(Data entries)
——————

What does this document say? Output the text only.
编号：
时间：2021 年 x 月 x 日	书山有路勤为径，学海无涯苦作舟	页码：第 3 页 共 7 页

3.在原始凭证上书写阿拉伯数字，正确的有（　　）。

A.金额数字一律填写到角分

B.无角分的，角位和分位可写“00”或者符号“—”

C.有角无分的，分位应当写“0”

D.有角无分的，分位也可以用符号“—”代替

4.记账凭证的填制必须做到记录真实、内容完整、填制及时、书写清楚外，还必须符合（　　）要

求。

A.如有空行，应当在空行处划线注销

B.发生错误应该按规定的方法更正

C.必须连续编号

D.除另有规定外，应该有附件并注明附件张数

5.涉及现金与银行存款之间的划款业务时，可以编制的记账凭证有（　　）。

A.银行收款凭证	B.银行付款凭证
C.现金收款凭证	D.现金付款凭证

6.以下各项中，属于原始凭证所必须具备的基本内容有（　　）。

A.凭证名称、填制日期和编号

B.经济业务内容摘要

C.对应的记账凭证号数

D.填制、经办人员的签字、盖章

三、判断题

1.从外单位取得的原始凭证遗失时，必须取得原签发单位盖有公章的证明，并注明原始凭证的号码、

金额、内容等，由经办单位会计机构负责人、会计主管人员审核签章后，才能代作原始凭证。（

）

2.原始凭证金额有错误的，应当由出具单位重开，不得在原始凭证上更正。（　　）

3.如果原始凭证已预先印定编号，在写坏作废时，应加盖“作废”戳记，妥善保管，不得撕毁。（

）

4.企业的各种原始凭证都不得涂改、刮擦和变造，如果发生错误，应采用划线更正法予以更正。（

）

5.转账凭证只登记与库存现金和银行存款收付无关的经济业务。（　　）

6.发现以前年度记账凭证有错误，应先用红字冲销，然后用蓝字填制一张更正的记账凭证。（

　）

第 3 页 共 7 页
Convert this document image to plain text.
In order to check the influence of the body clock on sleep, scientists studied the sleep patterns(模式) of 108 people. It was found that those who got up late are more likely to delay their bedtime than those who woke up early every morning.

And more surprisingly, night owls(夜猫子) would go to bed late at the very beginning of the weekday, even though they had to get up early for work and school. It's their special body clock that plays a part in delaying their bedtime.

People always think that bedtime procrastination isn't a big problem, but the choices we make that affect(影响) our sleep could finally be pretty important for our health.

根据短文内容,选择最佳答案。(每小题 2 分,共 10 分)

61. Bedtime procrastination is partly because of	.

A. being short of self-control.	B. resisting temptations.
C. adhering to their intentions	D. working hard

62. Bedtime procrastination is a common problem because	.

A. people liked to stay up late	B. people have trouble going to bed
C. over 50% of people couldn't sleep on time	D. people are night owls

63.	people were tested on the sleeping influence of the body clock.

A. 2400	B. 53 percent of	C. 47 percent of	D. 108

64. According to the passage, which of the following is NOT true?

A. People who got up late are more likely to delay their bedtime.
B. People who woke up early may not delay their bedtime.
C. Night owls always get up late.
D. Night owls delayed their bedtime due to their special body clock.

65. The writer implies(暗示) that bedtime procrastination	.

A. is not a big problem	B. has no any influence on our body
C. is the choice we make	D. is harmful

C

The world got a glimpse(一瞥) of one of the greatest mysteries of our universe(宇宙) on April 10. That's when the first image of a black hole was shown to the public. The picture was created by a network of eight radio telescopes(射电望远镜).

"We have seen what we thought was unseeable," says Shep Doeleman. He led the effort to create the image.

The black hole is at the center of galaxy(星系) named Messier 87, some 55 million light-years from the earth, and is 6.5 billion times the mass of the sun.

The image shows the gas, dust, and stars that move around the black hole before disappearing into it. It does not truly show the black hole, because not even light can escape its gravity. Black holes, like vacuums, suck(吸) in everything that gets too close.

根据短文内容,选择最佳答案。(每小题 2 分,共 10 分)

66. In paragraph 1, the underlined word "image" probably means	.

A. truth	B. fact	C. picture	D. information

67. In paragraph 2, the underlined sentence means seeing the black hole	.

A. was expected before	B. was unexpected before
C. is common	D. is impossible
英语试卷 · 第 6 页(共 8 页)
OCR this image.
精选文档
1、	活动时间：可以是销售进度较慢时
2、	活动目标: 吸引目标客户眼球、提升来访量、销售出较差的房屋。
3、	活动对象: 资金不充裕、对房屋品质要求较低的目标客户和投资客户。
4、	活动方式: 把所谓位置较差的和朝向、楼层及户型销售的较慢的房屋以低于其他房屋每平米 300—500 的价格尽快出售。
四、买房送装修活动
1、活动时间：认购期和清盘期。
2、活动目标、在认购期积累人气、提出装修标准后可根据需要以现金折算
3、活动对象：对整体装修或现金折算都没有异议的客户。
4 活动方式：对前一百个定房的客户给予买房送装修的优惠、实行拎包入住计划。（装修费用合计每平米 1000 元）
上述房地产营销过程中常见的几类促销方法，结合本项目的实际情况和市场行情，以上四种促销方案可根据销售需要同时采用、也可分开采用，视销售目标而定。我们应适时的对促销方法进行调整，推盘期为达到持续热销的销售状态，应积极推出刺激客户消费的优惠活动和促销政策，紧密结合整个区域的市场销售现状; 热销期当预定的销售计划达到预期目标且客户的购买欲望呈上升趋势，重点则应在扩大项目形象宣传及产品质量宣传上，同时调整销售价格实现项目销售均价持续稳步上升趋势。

——————

- What is expected: Give only the number of lines in the entries above that hold the string "late".

- Full output: 5